## EXERCISE
Retype the data below without altering anything.

Saved data entries:
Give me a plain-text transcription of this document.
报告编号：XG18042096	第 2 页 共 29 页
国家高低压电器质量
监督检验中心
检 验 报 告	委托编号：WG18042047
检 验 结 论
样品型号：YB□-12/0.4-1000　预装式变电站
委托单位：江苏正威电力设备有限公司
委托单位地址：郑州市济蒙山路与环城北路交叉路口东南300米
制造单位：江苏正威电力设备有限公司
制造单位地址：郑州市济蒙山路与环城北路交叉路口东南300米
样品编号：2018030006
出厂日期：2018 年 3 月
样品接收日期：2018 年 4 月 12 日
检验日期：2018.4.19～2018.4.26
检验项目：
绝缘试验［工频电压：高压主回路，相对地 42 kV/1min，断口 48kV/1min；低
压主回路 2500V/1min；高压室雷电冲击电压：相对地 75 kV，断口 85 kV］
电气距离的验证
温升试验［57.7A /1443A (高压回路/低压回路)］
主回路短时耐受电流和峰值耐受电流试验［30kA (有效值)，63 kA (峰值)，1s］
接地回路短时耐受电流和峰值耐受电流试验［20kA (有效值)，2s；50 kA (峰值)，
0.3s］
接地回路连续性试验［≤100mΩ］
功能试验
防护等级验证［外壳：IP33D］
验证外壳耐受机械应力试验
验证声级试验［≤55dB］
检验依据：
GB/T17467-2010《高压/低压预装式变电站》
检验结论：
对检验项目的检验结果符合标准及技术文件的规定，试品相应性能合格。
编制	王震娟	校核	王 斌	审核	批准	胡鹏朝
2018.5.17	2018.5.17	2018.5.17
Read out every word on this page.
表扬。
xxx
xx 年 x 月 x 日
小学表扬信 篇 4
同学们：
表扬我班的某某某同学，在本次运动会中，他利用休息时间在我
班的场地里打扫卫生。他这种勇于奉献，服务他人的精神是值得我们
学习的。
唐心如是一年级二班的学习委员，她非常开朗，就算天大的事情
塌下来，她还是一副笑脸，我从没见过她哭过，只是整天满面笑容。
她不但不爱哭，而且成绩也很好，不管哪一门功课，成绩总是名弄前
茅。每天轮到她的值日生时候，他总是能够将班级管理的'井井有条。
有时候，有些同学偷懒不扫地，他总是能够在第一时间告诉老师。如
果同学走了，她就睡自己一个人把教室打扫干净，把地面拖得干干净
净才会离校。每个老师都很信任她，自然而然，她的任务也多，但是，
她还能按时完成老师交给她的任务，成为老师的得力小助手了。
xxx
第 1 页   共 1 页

## EXERCISE OUTPUT
Give me a plain-text transcription of this document.
报告编号：XG18042096	第 2 页 共 29 页
国家高低压电器质量
监督检验中心
检 验 报 告	委托编号：WG18042047
检 验 结 论
样品型号：YB□-12/0.4-1000　预装式变电站
委托单位：江苏正威电力设备有限公司
委托单位地址：郑州市济蒙山路与环城北路交叉路口东南300米
制造单位：江苏正威电力设备有限公司
制造单位地址：郑州市济蒙山路与环城北路交叉路口东南300米
样品编号：2018030006
出厂日期：2018 年 3 月
样品接收日期：2018 年 4 月 12 日
检验日期：2018.4.19～2018.4.26
检验项目：
绝缘试验［工频电压：高压主回路，相对地 42 kV/1min，断口 48kV/1min；低
压主回路 2500V/1min；高压室雷电冲击电压：相对地 75 kV，断口 85 kV］
电气距离的验证
温升试验［57.7A /1443A (高压回路/低压回路)］
主回路短时耐受电流和峰值耐受电流试验［30kA (有效值)，63 kA (峰值)，1s］
接地回路短时耐受电流和峰值耐受电流试验［20kA (有效值)，2s；50 kA (峰值)，
0.3s］
接地回路连续性试验［≤100mΩ］
功能试验
防护等级验证［外壳：IP33D］
验证外壳耐受机械应力试验
验证声级试验［≤55dB］
检验依据：
GB/T17467-2010《高压/低压预装式变电站》
检验结论：
对检验项目的检验结果符合标准及技术文件的规定，试品相应性能合格。
编制	王震娟	校核	王 斌	审核	批准	胡鹏朝
2018.5.17	2018.5.17	2018.5.17
Read out every word on this page.
表扬。
xxx
xx 年 x 月 x 日
小学表扬信 篇 4
同学们：
表扬我班的某某某同学，在本次运动会中，他利用休息时间在我
班的场地里打扫卫生。他这种勇于奉献，服务他人的精神是值得我们
学习的。
唐心如是一年级二班的学习委员，她非常开朗，就算天大的事情
塌下来，她还是一副笑脸，我从没见过她哭过，只是整天满面笑容。
她不但不爱哭，而且成绩也很好，不管哪一门功课，成绩总是名弄前
茅。每天轮到她的值日生时候，他总是能够将班级管理的'井井有条。
有时候，有些同学偷懒不扫地，他总是能够在第一时间告诉老师。如
果同学走了，她就睡自己一个人把教室打扫干净，把地面拖得干干净
净才会离校。每个老师都很信任她，自然而然，她的任务也多，但是，
她还能按时完成老师交给她的任务，成为老师的得力小助手了。
xxx
第 1 页   共 1 页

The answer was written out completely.